Exercise aim =
Comb through the entries for "JSON" and pull out each line that holds it.

Provided information =
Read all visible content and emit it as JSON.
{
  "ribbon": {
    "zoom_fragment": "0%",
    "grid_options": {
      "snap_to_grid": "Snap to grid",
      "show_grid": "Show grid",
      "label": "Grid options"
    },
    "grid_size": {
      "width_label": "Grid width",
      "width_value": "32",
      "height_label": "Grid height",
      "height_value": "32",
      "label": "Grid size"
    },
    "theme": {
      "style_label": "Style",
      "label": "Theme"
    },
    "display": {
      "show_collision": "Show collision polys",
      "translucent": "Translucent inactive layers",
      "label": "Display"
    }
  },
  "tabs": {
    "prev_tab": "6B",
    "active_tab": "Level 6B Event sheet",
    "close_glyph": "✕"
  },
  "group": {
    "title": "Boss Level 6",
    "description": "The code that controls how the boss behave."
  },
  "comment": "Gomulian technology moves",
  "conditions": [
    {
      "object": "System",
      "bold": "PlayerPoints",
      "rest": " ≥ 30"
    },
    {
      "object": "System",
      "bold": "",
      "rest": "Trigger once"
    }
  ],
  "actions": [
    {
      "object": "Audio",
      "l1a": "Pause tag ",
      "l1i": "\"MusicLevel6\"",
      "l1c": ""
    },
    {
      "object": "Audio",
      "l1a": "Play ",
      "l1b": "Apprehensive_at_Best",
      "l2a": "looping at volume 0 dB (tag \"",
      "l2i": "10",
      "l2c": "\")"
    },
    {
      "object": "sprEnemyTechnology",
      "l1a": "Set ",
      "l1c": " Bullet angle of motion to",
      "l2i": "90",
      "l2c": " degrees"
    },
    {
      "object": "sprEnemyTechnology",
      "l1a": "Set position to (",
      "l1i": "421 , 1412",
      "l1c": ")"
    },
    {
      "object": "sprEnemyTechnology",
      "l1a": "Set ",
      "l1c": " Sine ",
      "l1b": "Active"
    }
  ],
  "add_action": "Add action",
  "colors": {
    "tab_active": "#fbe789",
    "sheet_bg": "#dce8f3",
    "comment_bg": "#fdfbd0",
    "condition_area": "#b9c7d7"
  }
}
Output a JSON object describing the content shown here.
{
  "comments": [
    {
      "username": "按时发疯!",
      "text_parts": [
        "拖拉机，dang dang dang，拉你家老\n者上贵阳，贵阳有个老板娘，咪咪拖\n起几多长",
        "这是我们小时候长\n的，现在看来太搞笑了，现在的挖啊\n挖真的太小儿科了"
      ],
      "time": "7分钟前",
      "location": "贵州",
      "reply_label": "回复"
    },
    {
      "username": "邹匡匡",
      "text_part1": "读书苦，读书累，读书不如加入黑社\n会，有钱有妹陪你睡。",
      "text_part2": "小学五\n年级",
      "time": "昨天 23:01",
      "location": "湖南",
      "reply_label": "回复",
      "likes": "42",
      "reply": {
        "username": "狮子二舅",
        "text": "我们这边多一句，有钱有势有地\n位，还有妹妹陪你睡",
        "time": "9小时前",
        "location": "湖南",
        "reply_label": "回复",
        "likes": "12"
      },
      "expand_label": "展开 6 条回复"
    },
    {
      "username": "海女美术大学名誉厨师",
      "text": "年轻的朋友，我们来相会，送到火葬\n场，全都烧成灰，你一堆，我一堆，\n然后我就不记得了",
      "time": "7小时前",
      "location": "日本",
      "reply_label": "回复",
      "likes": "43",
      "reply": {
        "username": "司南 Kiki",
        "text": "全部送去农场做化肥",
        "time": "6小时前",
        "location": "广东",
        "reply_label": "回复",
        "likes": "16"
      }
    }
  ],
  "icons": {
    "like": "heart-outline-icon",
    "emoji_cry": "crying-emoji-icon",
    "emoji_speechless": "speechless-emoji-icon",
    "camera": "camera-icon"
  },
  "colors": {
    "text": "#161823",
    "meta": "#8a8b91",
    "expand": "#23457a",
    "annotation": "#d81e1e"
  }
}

Expected answer =
Read all visible content and emit it as JSON.
Output a JSON object describing the content shown here.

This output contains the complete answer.